◆ Request ◆
Provide the count of lines that hold "JSON" and no other output.

════════

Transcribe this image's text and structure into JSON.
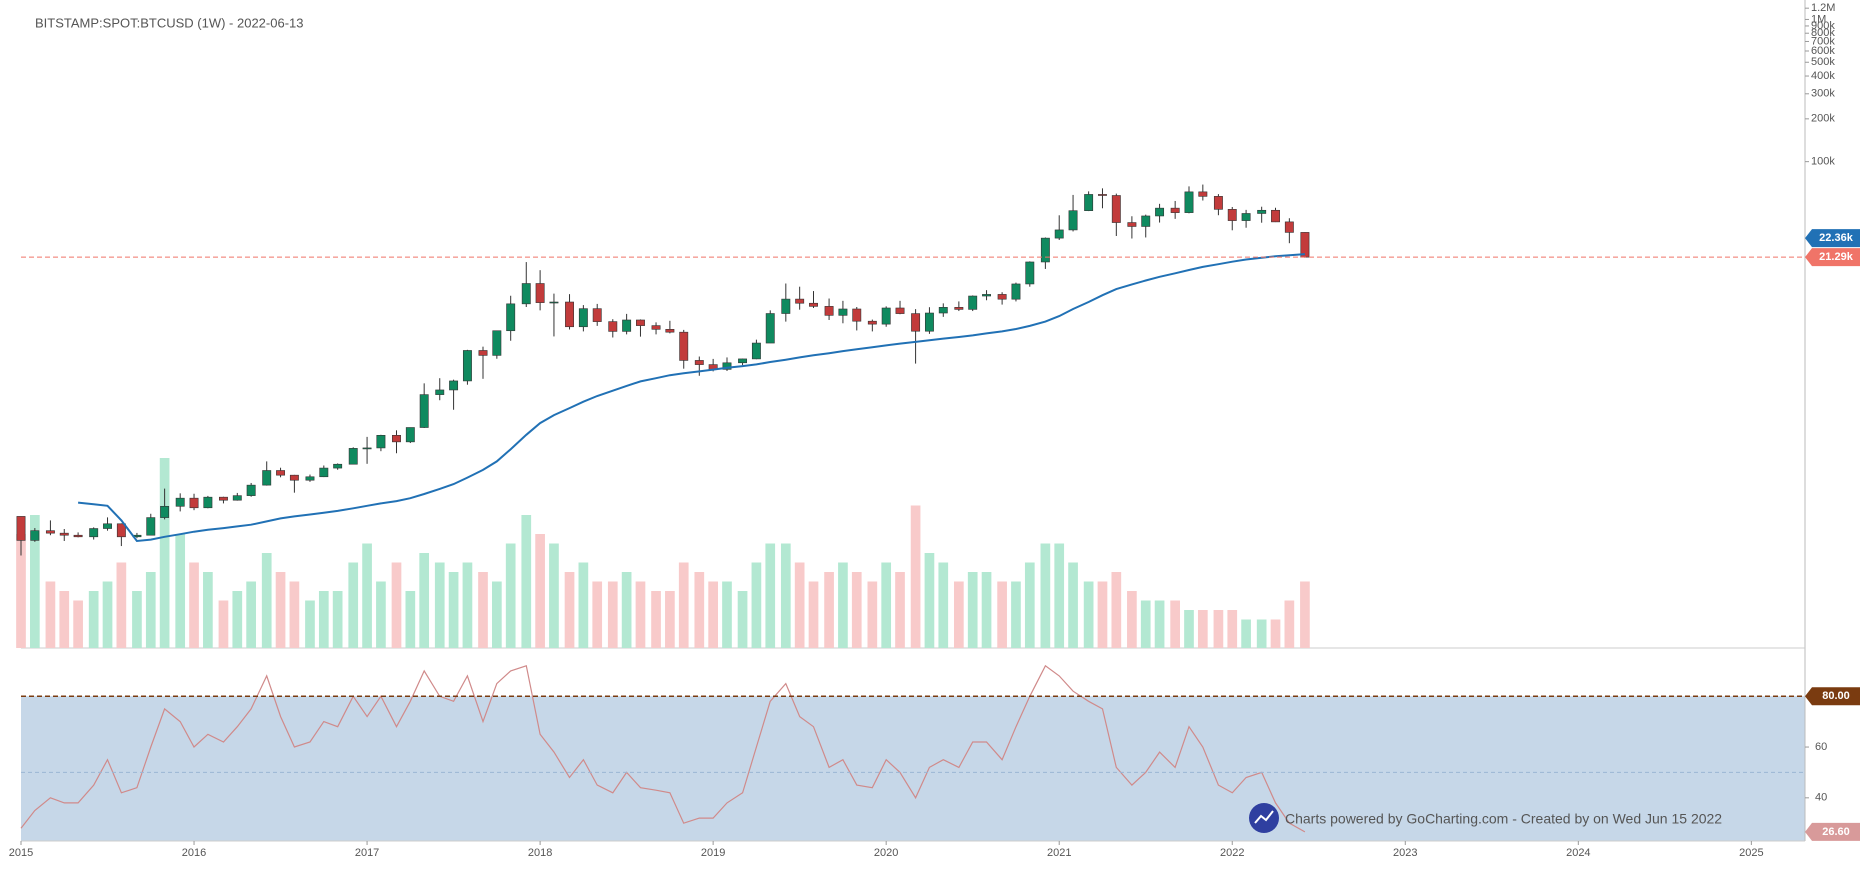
{
  "header": {
    "title": "BITSTAMP:SPOT:BTCUSD (1W) - 2022-06-13"
  },
  "watermark": {
    "text": "Charts powered by GoCharting.com - Created by  on Wed Jun 15 2022"
  },
  "chart_data": [
    {
      "type": "candlestick",
      "log_scale": true,
      "up_color": "#0f8a5f",
      "down_color": "#c23b3b",
      "xlim": [
        2015,
        2025.31
      ],
      "xticks": [
        2015,
        2016,
        2017,
        2018,
        2019,
        2020,
        2021,
        2022,
        2023,
        2024,
        2025
      ],
      "ylim": [
        38,
        1370000
      ],
      "yticks": [
        {
          "value": 100000,
          "label": "100k"
        },
        {
          "value": 200000,
          "label": "200k"
        },
        {
          "value": 300000,
          "label": "300k"
        },
        {
          "value": 400000,
          "label": "400k"
        },
        {
          "value": 500000,
          "label": "500k"
        },
        {
          "value": 600000,
          "label": "600k"
        },
        {
          "value": 700000,
          "label": "700k"
        },
        {
          "value": 800000,
          "label": "800k"
        },
        {
          "value": 900000,
          "label": "900k"
        },
        {
          "value": 1000000,
          "label": "1M"
        },
        {
          "value": 1200000,
          "label": "1.2M"
        }
      ],
      "x": [
        2015.0,
        2015.08,
        2015.17,
        2015.25,
        2015.33,
        2015.42,
        2015.5,
        2015.58,
        2015.67,
        2015.75,
        2015.83,
        2015.92,
        2016.0,
        2016.08,
        2016.17,
        2016.25,
        2016.33,
        2016.42,
        2016.5,
        2016.58,
        2016.67,
        2016.75,
        2016.83,
        2016.92,
        2017.0,
        2017.08,
        2017.17,
        2017.25,
        2017.33,
        2017.42,
        2017.5,
        2017.58,
        2017.67,
        2017.75,
        2017.83,
        2017.92,
        2018.0,
        2018.08,
        2018.17,
        2018.25,
        2018.33,
        2018.42,
        2018.5,
        2018.58,
        2018.67,
        2018.75,
        2018.83,
        2018.92,
        2019.0,
        2019.08,
        2019.17,
        2019.25,
        2019.33,
        2019.42,
        2019.5,
        2019.58,
        2019.67,
        2019.75,
        2019.83,
        2019.92,
        2020.0,
        2020.08,
        2020.17,
        2020.25,
        2020.33,
        2020.42,
        2020.5,
        2020.58,
        2020.67,
        2020.75,
        2020.83,
        2020.92,
        2021.0,
        2021.08,
        2021.17,
        2021.25,
        2021.33,
        2021.42,
        2021.5,
        2021.58,
        2021.67,
        2021.75,
        2021.83,
        2021.92,
        2022.0,
        2022.08,
        2022.17,
        2022.25,
        2022.33,
        2022.42
      ],
      "open": [
        320,
        217,
        254,
        244,
        236,
        230,
        263,
        284,
        230,
        236,
        314,
        377,
        430,
        368,
        437,
        416,
        448,
        531,
        673,
        624,
        575,
        608,
        700,
        745,
        963,
        970,
        1190,
        1070,
        1350,
        2300,
        2480,
        2870,
        4700,
        4340,
        6470,
        10000,
        13900,
        10200,
        10300,
        6900,
        9250,
        7500,
        6400,
        7700,
        7030,
        6620,
        6320,
        4000,
        3740,
        3460,
        3850,
        4100,
        5300,
        8550,
        10800,
        10100,
        9600,
        8300,
        9200,
        7550,
        7200,
        9350,
        8540,
        6420,
        8620,
        9450,
        9140,
        11350,
        11650,
        10780,
        13800,
        19700,
        28990,
        33100,
        45200,
        58800,
        57800,
        37300,
        35000,
        41500,
        47100,
        43800,
        61300,
        57000,
        46200,
        38500,
        43200,
        45500,
        37700,
        31800
      ],
      "high": [
        320,
        265,
        300,
        261,
        247,
        268,
        315,
        286,
        245,
        334,
        502,
        465,
        462,
        446,
        440,
        468,
        550,
        780,
        704,
        627,
        630,
        730,
        755,
        980,
        1160,
        1200,
        1290,
        1350,
        2760,
        3000,
        2930,
        4750,
        5000,
        6470,
        11400,
        19666,
        17250,
        11800,
        11700,
        9800,
        9990,
        7800,
        8500,
        7770,
        7410,
        7600,
        6560,
        4260,
        4100,
        4200,
        4120,
        5600,
        9000,
        13900,
        13200,
        12300,
        10900,
        10500,
        9500,
        7750,
        9600,
        10500,
        9180,
        9470,
        10080,
        10400,
        11460,
        12480,
        12070,
        14100,
        19900,
        29300,
        41950,
        58350,
        61800,
        64900,
        59600,
        41300,
        42400,
        50500,
        52900,
        67000,
        69000,
        59100,
        47990,
        45800,
        48200,
        47400,
        40000,
        31900
      ],
      "low": [
        170,
        212,
        236,
        215,
        228,
        220,
        254,
        198,
        225,
        236,
        305,
        347,
        354,
        365,
        395,
        413,
        440,
        527,
        603,
        470,
        560,
        605,
        681,
        742,
        750,
        920,
        890,
        1050,
        1340,
        2100,
        1800,
        2700,
        2970,
        4110,
        5500,
        9500,
        9000,
        5900,
        6600,
        6400,
        7000,
        5800,
        6100,
        5880,
        6100,
        6200,
        3500,
        3120,
        3350,
        3370,
        3700,
        4080,
        5300,
        7500,
        9100,
        9350,
        7700,
        7300,
        6500,
        6400,
        6900,
        8450,
        3800,
        6150,
        8100,
        8900,
        8900,
        10600,
        9880,
        10400,
        13200,
        17600,
        28130,
        32300,
        44900,
        47000,
        30000,
        28800,
        29300,
        37300,
        39600,
        43300,
        53300,
        42000,
        32900,
        34300,
        37200,
        37600,
        26700,
        21100
      ],
      "close": [
        217,
        254,
        244,
        236,
        230,
        263,
        284,
        230,
        236,
        314,
        377,
        430,
        368,
        437,
        416,
        448,
        531,
        673,
        624,
        575,
        608,
        700,
        745,
        963,
        970,
        1190,
        1070,
        1350,
        2300,
        2480,
        2870,
        4700,
        4340,
        6470,
        10000,
        13900,
        10200,
        10300,
        6900,
        9250,
        7500,
        6400,
        7700,
        7030,
        6620,
        6320,
        4000,
        3740,
        3460,
        3850,
        4100,
        5300,
        8550,
        10800,
        10100,
        9600,
        8300,
        9200,
        7550,
        7200,
        9350,
        8540,
        6420,
        8620,
        9450,
        9140,
        11350,
        11650,
        10780,
        13800,
        19700,
        28990,
        33100,
        45200,
        58800,
        57800,
        37300,
        35000,
        41500,
        47100,
        43800,
        61300,
        57000,
        46200,
        38500,
        43200,
        45500,
        37700,
        31800,
        21290
      ],
      "last_tag": {
        "value": 21290,
        "label": "21.29k",
        "color": "#f07468"
      },
      "moving_average": {
        "color": "#2171b5",
        "values": [
          null,
          null,
          null,
          null,
          400,
          390,
          380,
          300,
          215,
          220,
          230,
          240,
          250,
          258,
          265,
          272,
          280,
          295,
          310,
          320,
          330,
          340,
          350,
          365,
          380,
          395,
          410,
          430,
          460,
          500,
          540,
          600,
          680,
          780,
          950,
          1200,
          1450,
          1650,
          1850,
          2050,
          2250,
          2450,
          2650,
          2850,
          3000,
          3150,
          3250,
          3350,
          3450,
          3550,
          3650,
          3750,
          3900,
          4050,
          4200,
          4350,
          4500,
          4650,
          4800,
          4950,
          5100,
          5250,
          5400,
          5550,
          5700,
          5850,
          6000,
          6200,
          6400,
          6650,
          7000,
          7500,
          8200,
          9200,
          10300,
          11500,
          12700,
          13700,
          14600,
          15500,
          16400,
          17300,
          18200,
          19000,
          19800,
          20500,
          21100,
          21600,
          22000,
          22360
        ],
        "last_tag": {
          "value": 22360,
          "label": "22.36k"
        }
      },
      "volume": {
        "up_color": "#b3e8d2",
        "down_color": "#f8caca",
        "values": [
          60,
          70,
          35,
          30,
          25,
          30,
          35,
          45,
          30,
          40,
          100,
          60,
          45,
          40,
          25,
          30,
          35,
          50,
          40,
          35,
          25,
          30,
          30,
          45,
          55,
          35,
          45,
          30,
          50,
          45,
          40,
          45,
          40,
          35,
          55,
          70,
          60,
          55,
          40,
          45,
          35,
          35,
          40,
          35,
          30,
          30,
          45,
          40,
          35,
          35,
          30,
          45,
          55,
          55,
          45,
          35,
          40,
          45,
          40,
          35,
          45,
          40,
          75,
          50,
          45,
          35,
          40,
          40,
          35,
          35,
          45,
          55,
          55,
          45,
          35,
          35,
          40,
          30,
          25,
          25,
          25,
          20,
          20,
          20,
          20,
          15,
          15,
          15,
          25,
          35
        ]
      }
    },
    {
      "type": "line",
      "color": "#d08a8a",
      "fill_color": "#c6d7e8",
      "ylim": [
        23,
        99
      ],
      "yticks": [
        40,
        60
      ],
      "midline": 50,
      "overbought": {
        "value": 80,
        "label": "80.00",
        "color": "#7a3b10"
      },
      "values": [
        28,
        35,
        40,
        38,
        38,
        45,
        55,
        42,
        44,
        60,
        75,
        70,
        60,
        65,
        62,
        68,
        75,
        88,
        72,
        60,
        62,
        70,
        68,
        80,
        72,
        80,
        68,
        78,
        90,
        80,
        78,
        88,
        70,
        85,
        90,
        92,
        65,
        58,
        48,
        55,
        45,
        42,
        50,
        44,
        43,
        42,
        30,
        32,
        32,
        38,
        42,
        60,
        78,
        85,
        72,
        68,
        52,
        55,
        45,
        44,
        55,
        50,
        40,
        52,
        55,
        52,
        62,
        62,
        55,
        68,
        80,
        92,
        88,
        82,
        78,
        75,
        52,
        45,
        50,
        58,
        52,
        68,
        60,
        45,
        42,
        48,
        50,
        38,
        30,
        26.6
      ],
      "last_tag": {
        "value": 26.6,
        "label": "26.60",
        "color": "#d89a9a"
      }
    }
  ]
}
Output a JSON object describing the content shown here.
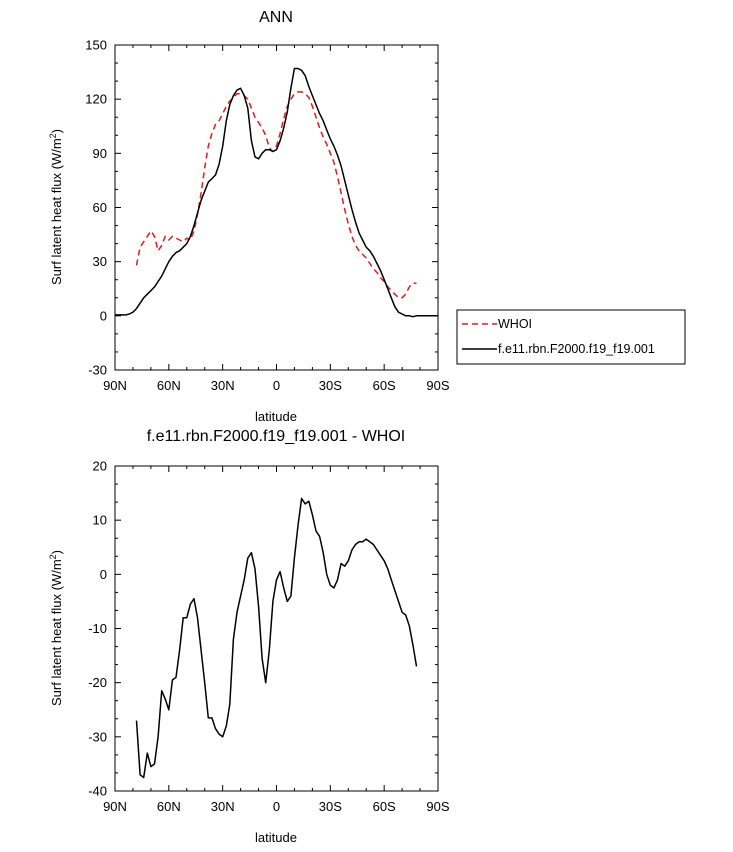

════════

◆ Reply ◆
2